Dataset entries:
******

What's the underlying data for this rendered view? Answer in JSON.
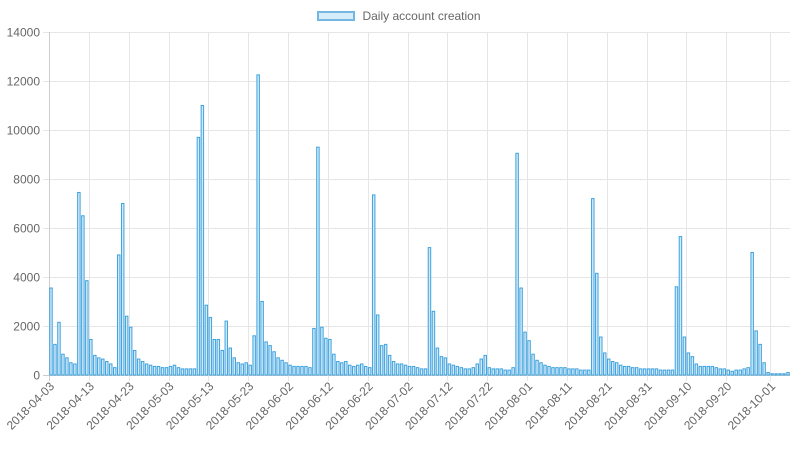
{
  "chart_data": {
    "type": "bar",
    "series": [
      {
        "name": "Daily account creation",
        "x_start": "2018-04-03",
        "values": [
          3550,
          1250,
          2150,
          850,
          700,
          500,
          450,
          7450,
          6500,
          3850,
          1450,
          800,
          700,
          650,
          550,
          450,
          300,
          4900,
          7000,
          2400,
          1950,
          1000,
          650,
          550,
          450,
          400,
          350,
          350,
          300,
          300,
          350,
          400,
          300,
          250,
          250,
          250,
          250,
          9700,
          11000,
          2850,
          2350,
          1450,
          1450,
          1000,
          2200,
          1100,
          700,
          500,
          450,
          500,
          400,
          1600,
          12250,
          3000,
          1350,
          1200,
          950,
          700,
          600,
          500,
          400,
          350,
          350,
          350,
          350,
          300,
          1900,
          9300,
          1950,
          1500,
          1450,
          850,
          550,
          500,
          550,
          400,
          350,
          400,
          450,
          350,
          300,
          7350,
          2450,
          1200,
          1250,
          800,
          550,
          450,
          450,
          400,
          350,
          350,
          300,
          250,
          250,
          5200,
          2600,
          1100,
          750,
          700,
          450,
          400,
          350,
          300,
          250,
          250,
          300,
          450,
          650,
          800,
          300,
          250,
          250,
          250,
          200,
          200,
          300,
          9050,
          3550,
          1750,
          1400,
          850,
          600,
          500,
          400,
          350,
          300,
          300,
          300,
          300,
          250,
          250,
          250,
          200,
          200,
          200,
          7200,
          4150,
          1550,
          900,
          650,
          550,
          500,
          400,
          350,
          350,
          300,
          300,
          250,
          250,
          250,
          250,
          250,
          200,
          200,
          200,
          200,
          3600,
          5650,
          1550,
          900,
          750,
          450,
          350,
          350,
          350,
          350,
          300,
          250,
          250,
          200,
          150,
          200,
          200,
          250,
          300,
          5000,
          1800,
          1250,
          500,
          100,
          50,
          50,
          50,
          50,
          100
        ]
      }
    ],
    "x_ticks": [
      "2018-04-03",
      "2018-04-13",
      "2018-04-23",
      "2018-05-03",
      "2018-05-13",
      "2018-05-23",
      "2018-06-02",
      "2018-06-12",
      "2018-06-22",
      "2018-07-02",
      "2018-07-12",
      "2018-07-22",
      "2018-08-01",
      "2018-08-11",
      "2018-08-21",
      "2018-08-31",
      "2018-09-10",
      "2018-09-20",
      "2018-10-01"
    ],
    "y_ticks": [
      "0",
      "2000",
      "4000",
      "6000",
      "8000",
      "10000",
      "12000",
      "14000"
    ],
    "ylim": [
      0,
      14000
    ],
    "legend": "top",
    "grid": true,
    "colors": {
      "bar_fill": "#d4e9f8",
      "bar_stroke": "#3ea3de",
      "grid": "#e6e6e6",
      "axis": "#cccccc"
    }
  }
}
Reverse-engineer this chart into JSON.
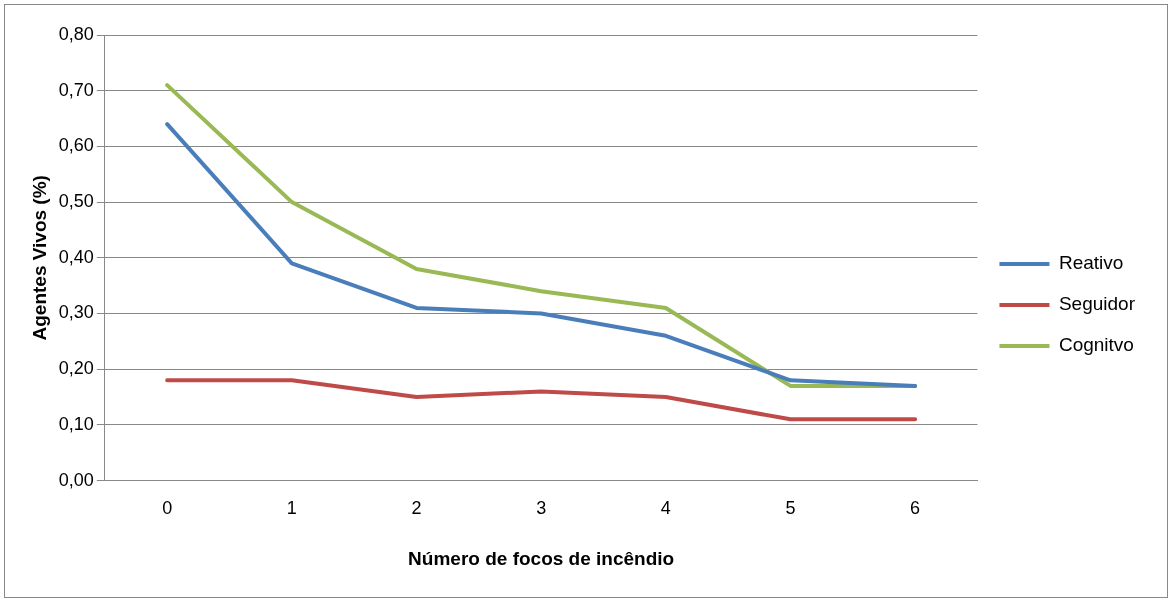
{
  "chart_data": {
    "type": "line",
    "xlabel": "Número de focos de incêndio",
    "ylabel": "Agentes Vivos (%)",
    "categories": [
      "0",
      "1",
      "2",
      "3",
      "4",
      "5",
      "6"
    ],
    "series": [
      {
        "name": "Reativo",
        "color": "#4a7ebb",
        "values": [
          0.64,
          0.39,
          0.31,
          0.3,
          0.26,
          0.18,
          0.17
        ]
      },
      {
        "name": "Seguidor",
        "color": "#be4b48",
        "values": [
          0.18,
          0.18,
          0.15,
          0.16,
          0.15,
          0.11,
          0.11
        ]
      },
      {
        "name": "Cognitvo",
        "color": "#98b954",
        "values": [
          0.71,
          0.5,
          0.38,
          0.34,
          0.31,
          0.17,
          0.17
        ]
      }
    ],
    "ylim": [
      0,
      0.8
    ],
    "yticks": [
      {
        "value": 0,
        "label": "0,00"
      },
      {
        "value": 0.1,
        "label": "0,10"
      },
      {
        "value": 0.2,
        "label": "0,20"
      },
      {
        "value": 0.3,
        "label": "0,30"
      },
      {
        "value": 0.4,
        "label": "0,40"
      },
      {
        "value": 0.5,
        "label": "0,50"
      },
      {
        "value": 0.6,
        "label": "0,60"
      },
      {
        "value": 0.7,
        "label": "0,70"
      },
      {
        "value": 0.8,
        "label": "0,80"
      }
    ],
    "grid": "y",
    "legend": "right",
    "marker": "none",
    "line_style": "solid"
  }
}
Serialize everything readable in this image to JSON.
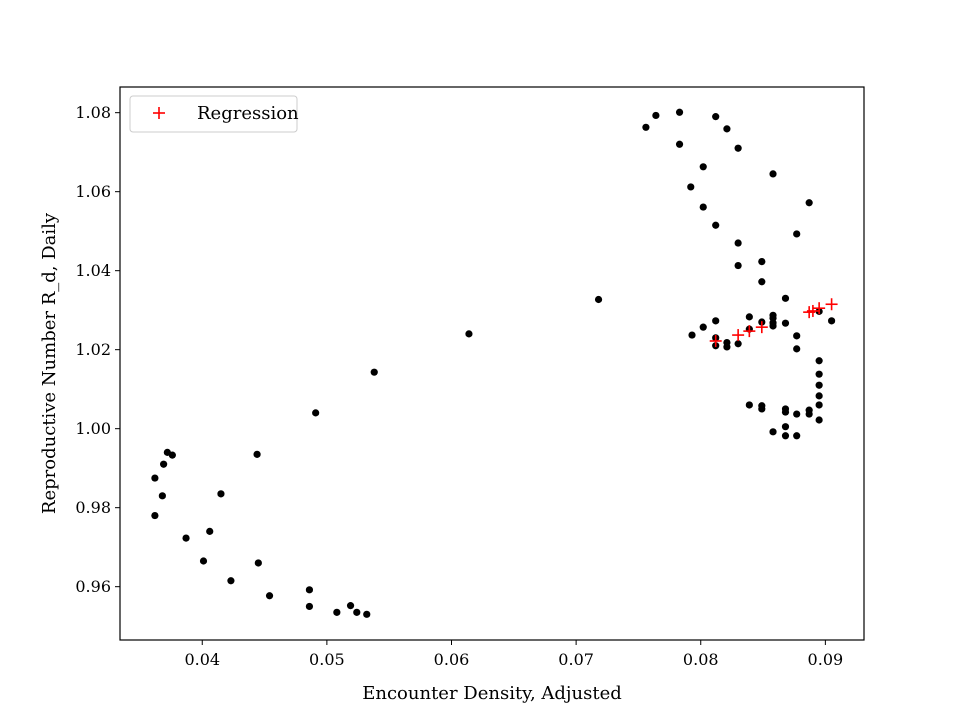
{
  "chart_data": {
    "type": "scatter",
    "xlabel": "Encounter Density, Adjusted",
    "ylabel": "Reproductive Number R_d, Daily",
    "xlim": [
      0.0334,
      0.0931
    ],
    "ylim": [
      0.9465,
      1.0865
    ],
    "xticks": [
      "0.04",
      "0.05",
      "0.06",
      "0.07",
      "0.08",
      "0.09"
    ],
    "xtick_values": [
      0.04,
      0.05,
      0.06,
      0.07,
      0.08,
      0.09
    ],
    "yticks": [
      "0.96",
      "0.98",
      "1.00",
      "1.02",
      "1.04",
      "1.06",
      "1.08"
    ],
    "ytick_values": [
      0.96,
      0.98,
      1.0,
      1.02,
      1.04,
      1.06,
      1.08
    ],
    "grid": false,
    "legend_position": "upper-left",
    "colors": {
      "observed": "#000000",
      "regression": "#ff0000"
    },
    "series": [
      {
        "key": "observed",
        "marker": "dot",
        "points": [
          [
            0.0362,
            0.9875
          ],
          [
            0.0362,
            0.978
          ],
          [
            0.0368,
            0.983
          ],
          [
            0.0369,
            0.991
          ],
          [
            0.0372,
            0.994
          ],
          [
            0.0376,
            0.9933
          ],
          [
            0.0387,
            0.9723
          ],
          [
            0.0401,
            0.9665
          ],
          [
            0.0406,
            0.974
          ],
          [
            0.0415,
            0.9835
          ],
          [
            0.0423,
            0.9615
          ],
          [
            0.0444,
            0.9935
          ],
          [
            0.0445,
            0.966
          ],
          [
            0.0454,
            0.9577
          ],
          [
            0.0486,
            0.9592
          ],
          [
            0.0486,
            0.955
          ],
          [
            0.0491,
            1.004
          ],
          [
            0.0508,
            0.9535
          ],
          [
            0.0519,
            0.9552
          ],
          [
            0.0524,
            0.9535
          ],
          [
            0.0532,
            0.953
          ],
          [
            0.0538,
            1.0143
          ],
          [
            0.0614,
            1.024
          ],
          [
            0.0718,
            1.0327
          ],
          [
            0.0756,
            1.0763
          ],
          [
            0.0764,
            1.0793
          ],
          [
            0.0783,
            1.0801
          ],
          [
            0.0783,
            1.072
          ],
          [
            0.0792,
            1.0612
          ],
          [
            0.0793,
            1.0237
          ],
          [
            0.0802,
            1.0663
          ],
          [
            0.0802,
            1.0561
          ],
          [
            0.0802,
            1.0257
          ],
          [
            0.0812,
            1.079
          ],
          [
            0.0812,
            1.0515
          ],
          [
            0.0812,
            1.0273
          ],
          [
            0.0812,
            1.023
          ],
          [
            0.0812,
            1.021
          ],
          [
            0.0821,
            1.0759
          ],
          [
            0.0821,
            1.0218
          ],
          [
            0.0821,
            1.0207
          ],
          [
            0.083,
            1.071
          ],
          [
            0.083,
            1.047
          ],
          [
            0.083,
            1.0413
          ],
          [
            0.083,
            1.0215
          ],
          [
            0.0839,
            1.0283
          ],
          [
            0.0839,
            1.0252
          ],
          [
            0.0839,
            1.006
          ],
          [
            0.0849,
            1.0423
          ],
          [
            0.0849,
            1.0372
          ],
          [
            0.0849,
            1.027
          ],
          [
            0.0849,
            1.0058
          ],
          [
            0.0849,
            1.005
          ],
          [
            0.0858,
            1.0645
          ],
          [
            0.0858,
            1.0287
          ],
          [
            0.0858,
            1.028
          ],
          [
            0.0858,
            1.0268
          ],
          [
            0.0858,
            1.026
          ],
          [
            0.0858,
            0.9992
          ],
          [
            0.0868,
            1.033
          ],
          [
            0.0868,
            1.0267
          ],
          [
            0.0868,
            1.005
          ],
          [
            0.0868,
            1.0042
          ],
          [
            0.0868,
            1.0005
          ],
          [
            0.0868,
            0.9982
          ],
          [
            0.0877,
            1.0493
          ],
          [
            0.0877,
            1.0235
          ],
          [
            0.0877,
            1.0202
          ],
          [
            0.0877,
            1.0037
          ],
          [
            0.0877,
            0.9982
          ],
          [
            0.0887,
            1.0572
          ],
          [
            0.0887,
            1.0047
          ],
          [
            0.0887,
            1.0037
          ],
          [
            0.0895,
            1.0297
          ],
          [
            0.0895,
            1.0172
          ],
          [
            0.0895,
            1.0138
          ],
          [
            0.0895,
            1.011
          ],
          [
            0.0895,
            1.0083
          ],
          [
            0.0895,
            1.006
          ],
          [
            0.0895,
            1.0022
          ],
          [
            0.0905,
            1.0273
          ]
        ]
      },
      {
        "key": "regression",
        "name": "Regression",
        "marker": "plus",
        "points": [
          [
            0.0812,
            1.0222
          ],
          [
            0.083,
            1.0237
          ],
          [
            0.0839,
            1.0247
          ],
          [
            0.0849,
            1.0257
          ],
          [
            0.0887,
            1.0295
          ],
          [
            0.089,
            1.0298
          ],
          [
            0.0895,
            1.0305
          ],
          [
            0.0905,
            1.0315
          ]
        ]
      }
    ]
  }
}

******

• What is asked:
Only a number is wanted: how many lines contain "grid"?

• Expected output:
4